■ **What this task involves**: Lift out each line of the data that holds "Disk".

** start of Source records **

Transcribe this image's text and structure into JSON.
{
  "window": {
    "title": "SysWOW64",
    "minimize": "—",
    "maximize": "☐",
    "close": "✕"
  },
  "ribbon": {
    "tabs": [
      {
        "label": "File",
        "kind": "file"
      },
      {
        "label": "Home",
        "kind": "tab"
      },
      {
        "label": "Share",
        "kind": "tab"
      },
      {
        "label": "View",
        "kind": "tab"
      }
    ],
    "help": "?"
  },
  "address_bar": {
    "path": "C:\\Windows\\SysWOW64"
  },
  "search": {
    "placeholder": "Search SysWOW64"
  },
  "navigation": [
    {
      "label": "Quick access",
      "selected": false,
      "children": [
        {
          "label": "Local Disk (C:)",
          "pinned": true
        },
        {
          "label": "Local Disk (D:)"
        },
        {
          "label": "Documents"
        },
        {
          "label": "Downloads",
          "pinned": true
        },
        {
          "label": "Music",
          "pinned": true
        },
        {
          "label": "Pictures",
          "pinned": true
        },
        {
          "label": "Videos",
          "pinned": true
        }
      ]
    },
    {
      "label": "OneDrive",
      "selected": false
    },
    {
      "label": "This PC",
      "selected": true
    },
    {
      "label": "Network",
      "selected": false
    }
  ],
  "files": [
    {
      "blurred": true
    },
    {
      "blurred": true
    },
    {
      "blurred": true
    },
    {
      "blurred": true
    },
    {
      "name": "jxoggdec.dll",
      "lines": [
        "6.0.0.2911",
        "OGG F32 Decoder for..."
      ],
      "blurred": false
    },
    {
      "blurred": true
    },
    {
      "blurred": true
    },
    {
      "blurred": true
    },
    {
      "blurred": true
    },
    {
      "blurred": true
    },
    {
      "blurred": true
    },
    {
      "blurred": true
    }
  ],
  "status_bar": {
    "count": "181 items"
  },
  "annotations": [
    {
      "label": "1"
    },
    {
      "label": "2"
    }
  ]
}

** end of Source records **

■ **Answer for this exercise**:
          "label": "Local Disk (C:)",
          "label": "Local Disk (D:)"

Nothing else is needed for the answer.